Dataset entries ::
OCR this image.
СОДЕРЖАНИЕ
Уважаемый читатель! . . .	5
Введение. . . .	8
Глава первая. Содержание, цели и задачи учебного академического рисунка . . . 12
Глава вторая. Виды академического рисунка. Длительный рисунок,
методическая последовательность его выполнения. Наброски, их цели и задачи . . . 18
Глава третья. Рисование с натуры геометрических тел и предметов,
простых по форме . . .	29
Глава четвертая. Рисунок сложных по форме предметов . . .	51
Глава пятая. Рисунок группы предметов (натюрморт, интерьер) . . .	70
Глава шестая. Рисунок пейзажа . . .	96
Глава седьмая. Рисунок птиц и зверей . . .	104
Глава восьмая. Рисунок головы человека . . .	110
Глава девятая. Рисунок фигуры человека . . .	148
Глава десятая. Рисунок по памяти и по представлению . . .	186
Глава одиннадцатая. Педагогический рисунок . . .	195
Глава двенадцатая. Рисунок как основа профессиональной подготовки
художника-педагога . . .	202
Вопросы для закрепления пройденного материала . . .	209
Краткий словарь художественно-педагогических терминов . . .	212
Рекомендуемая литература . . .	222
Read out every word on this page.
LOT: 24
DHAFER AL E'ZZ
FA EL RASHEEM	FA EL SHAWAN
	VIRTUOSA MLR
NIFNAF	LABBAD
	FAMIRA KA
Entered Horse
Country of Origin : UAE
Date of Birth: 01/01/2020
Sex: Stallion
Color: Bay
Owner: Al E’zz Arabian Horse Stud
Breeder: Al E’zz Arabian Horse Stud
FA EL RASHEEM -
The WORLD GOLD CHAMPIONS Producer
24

AIM :: Locate "Read out every word on this page." in the data above. Then repeat, exactly, its line and each line after it through the last, adding nothing.

SOLUTION BELOW ::
Read out every word on this page.
LOT: 24
DHAFER AL E'ZZ
FA EL RASHEEM	FA EL SHAWAN
	VIRTUOSA MLR
NIFNAF	LABBAD
	FAMIRA KA
Entered Horse
Country of Origin : UAE
Date of Birth: 01/01/2020
Sex: Stallion
Color: Bay
Owner: Al E’zz Arabian Horse Stud
Breeder: Al E’zz Arabian Horse Stud
FA EL RASHEEM -
The WORLD GOLD CHAMPIONS Producer
24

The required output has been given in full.